(Raw records)
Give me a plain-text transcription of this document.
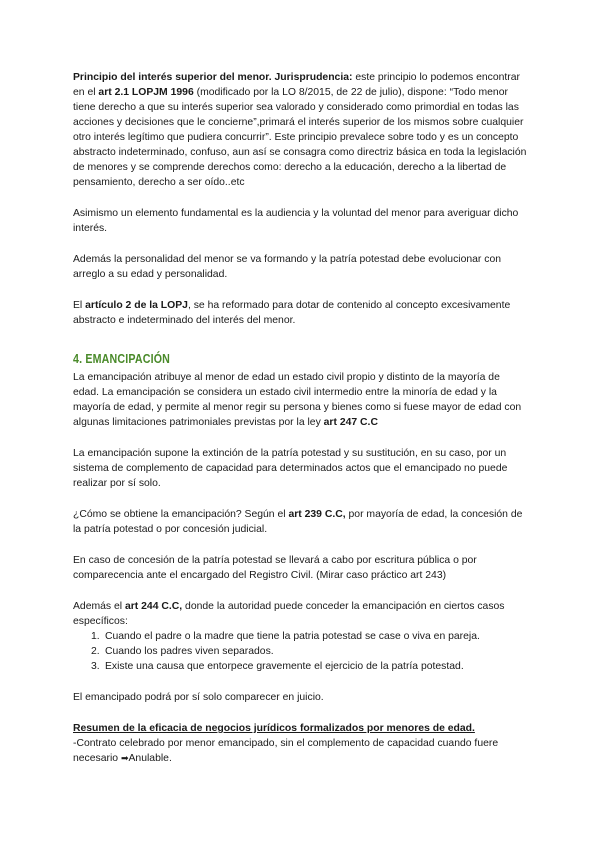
Principio del interés superior del menor. Jurisprudencia: este principio lo podemos encontrar en el art 2.1 LOPJM 1996 (modificado por la LO 8/2015, de 22 de julio), dispone: “Todo menor tiene derecho a que su interés superior sea valorado y considerado como primordial en todas las acciones y decisiones que le concierne”,primará el interés superior de los mismos sobre cualquier otro interés legítimo que pudiera concurrir”. Este principio prevalece sobre todo y es un concepto abstracto indeterminado, confuso, aun así se consagra como directriz básica en toda la legislación de menores y se comprende derechos como: derecho a la educación, derecho a la libertad de pensamiento, derecho a ser oído..etc

Asimismo un elemento fundamental es la audiencia y la voluntad del menor para averiguar dicho interés.

Además la personalidad del menor se va formando y la patría potestad debe evolucionar con arreglo a su edad y personalidad.

El artículo 2 de la LOPJ, se ha reformado para dotar de contenido al concepto excesivamente abstracto e indeterminado del interés del menor.

4. EMANCIPACIÓN

La emancipación atribuye al menor de edad un estado civil propio y distinto de la mayoría de edad. La emancipación se considera un estado civil intermedio entre la minoría de edad y la mayoría de edad, y permite al menor regir su persona y bienes como si fuese mayor de edad con algunas limitaciones patrimoniales previstas por la ley art 247 C.C

La emancipación supone la extinción de la patría potestad y su sustitución, en su caso, por un sistema de complemento de capacidad para determinados actos que el emancipado no puede realizar por sí solo.

¿Cómo se obtiene la emancipación? Según el art 239 C.C, por mayoría de edad, la concesión de la patría potestad o por concesión judicial.

En caso de concesión de la patría potestad se llevará a cabo por escritura pública o por comparecencia ante el encargado del Registro Civil. (Mirar caso práctico art 243)

Además el art 244 C.C, donde la autoridad puede conceder la emancipación en ciertos casos específicos:

1. Cuando el padre o la madre que tiene la patria potestad se case o viva en pareja.
2. Cuando los padres viven separados.
3. Existe una causa que entorpece gravemente el ejercicio de la patría potestad.

El emancipado podrá por sí solo comparecer en juicio.

Resumen de la eficacia de negocios jurídicos formalizados por menores de edad.

-Contrato celebrado por menor emancipado, sin el complemento de capacidad cuando fuere necesario ➡Anulable.
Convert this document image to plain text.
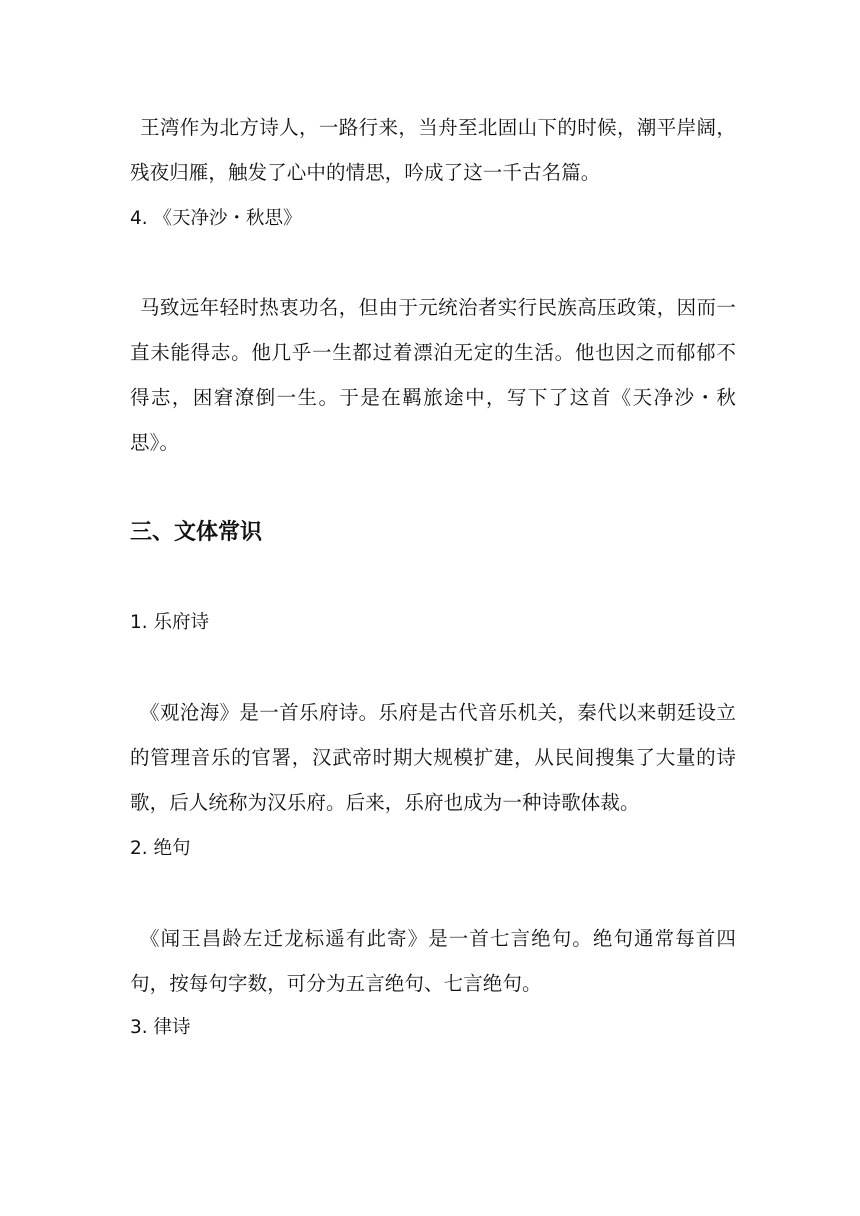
王湾作为北方诗人，一路行来，当舟至北固山下的时候，潮平岸阔，残夜归雁，触发了心中的情思，吟成了这一千古名篇。

4. 《天净沙・秋思》

马致远年轻时热衷功名，但由于元统治者实行民族高压政策，因而一直未能得志。他几乎一生都过着漂泊无定的生活。他也因之而郁郁不得志，困窘潦倒一生。于是在羁旅途中，写下了这首《天净沙・秋思》。

三、文体常识

1. 乐府诗

《观沧海》是一首乐府诗。乐府是古代音乐机关，秦代以来朝廷设立的管理音乐的官署，汉武帝时期大规模扩建，从民间搜集了大量的诗歌，后人统称为汉乐府。后来，乐府也成为一种诗歌体裁。

2. 绝句

《闻王昌龄左迁龙标遥有此寄》是一首七言绝句。绝句通常每首四句，按每句字数，可分为五言绝句、七言绝句。

3. 律诗
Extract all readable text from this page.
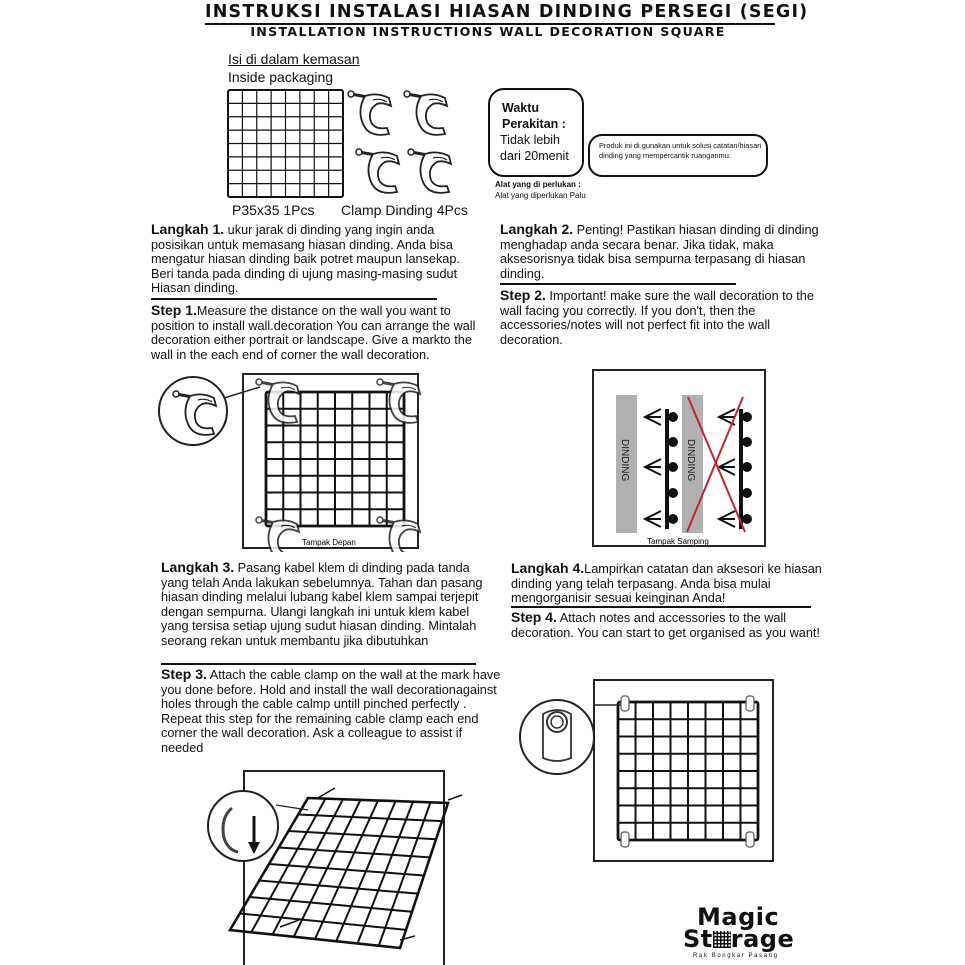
INSTRUKSI INSTALASI HIASAN DINDING PERSEGI (SEGI)
INSTALLATION INSTRUCTIONS WALL DECORATION SQUARE
Isi di dalam kemasan
Inside packaging
P35x35 1Pcs Clamp Dinding 4Pcs
Waktu
Perakitan :
Tidak lebih
dari 20menit
Produk ini di gunakan untuk solusi catatan/hiasan dinding yang mempercantik ruanganmu.
Alat yang di perlukan :
Alat yang diperlukan Palu
Langkah 1. ukur jarak di dinding yang ingin anda posisikan untuk memasang hiasan dinding. Anda bisa mengatur hiasan dinding baik potret maupun lansekap. Beri tanda pada dinding di ujung masing-masing sudut Hiasan dinding.
Step 1.Measure the distance on the wall you want to position to install wall.decoration You can arrange the wall decoration either portrait or landscape. Give a markto the wall in the each end of corner the wall decoration.
Tampak Depan
Langkah 2. Penting! Pastikan hiasan dinding di dinding menghadap anda secara benar. Jika tidak, maka aksesorisnya tidak bisa sempurna terpasang di hiasan dinding.
Step 2. Important! make sure the wall decoration to the wall facing you correctly. If you don't, then the accessories/notes will not perfect fit into the wall decoration.
DINDING	DINDING
Tampak Samping
Langkah 3. Pasang kabel klem di dinding pada tanda yang telah Anda lakukan sebelumnya. Tahan dan pasang hiasan dinding melalui lubang kabel klem sampai terjepit dengan sempurna. Ulangi langkah ini untuk klem kabel yang tersisa setiap ujung sudut hiasan dinding. Mintalah seorang rekan untuk membantu jika dibutuhkan
Step 3. Attach the cable clamp on the wall at the mark have you done before. Hold and install the wall decorationagainst holes through the cable calmp untill pinched perfectly . Repeat this step for the remaining cable clamp each end corner the wall decoration. Ask a colleague to assist if needed
Langkah 4.Lampirkan catatan dan aksesori ke hiasan dinding yang telah terpasang. Anda bisa mulai mengorganisir sesuai keinginan Anda!
Step 4. Attach notes and accessories to the wall decoration. You can start to get organised as you want!
Magic
St rage
Rak Bongkar Pasang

> [Your goal]: Within the entries above, report how many lines include "bisa", and keep the answer to the number.

> [Finished exercise]: 3